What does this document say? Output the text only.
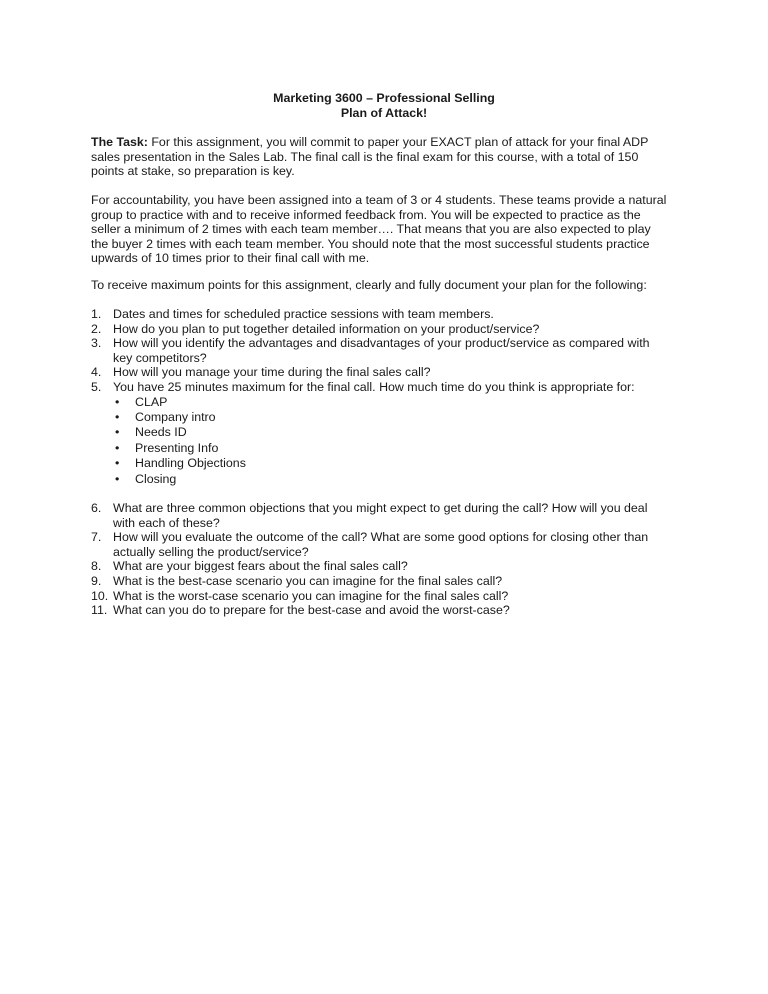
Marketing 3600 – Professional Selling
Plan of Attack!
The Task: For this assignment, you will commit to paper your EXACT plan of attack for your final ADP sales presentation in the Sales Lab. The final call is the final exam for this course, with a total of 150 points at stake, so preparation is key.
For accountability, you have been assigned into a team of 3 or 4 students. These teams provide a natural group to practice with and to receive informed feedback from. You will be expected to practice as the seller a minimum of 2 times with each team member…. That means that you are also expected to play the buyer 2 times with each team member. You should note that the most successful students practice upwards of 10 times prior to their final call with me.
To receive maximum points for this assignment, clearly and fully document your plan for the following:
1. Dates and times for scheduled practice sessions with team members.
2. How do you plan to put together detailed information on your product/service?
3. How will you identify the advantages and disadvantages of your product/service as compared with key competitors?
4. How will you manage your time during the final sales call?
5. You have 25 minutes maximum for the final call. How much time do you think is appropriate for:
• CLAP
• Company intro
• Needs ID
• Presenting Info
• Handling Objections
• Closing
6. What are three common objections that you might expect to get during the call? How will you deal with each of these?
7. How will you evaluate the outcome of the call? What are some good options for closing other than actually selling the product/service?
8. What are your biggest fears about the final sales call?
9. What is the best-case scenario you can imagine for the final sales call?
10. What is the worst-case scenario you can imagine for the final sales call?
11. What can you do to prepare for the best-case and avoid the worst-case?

=====

» **WHAT THE EXERCISE ASKS**:
Copy every line in the entries above that has the string "imagine" in it.

» **SOLVED EXERCISE**:
9. What is the best-case scenario you can imagine for the final sales call?
10. What is the worst-case scenario you can imagine for the final sales call?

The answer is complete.